+++ Data shown +++

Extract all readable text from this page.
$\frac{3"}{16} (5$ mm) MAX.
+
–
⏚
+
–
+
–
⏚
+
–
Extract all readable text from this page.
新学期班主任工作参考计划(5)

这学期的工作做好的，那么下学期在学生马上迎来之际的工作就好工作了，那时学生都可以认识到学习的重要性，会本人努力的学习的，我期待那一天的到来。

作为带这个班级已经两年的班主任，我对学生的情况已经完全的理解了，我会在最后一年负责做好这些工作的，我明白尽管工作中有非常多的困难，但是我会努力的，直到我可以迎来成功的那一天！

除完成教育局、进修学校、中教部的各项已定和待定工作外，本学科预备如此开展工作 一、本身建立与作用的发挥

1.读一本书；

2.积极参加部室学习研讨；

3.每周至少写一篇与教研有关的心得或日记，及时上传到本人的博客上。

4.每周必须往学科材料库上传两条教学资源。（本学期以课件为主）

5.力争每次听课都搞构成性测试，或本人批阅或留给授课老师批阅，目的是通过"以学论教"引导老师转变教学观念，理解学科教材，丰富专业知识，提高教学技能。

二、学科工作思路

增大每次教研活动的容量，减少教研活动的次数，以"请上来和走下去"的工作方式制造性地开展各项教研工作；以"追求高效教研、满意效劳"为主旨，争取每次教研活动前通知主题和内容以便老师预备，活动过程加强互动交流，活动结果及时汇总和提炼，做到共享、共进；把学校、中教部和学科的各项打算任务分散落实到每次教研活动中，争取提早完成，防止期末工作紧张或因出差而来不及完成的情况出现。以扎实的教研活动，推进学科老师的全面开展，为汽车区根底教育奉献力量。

+++

### Requirement
Every line of the records above needs to be given again exactly.

### Response to the task
Extract all readable text from this page.
$\frac{3"}{16} (5$ mm) MAX.
+
–
⏚
+
–
+
–
⏚
+
–
Extract all readable text from this page.
新学期班主任工作参考计划(5)

这学期的工作做好的，那么下学期在学生马上迎来之际的工作就好工作了，那时学生都可以认识到学习的重要性，会本人努力的学习的，我期待那一天的到来。

作为带这个班级已经两年的班主任，我对学生的情况已经完全的理解了，我会在最后一年负责做好这些工作的，我明白尽管工作中有非常多的困难，但是我会努力的，直到我可以迎来成功的那一天！

除完成教育局、进修学校、中教部的各项已定和待定工作外，本学科预备如此开展工作 一、本身建立与作用的发挥

1.读一本书；

2.积极参加部室学习研讨；

3.每周至少写一篇与教研有关的心得或日记，及时上传到本人的博客上。

4.每周必须往学科材料库上传两条教学资源。（本学期以课件为主）

5.力争每次听课都搞构成性测试，或本人批阅或留给授课老师批阅，目的是通过"以学论教"引导老师转变教学观念，理解学科教材，丰富专业知识，提高教学技能。

二、学科工作思路

增大每次教研活动的容量，减少教研活动的次数，以"请上来和走下去"的工作方式制造性地开展各项教研工作；以"追求高效教研、满意效劳"为主旨，争取每次教研活动前通知主题和内容以便老师预备，活动过程加强互动交流，活动结果及时汇总和提炼，做到共享、共进；把学校、中教部和学科的各项打算任务分散落实到每次教研活动中，争取提早完成，防止期末工作紧张或因出差而来不及完成的情况出现。以扎实的教研活动，推进学科老师的全面开展，为汽车区根底教育奉献力量。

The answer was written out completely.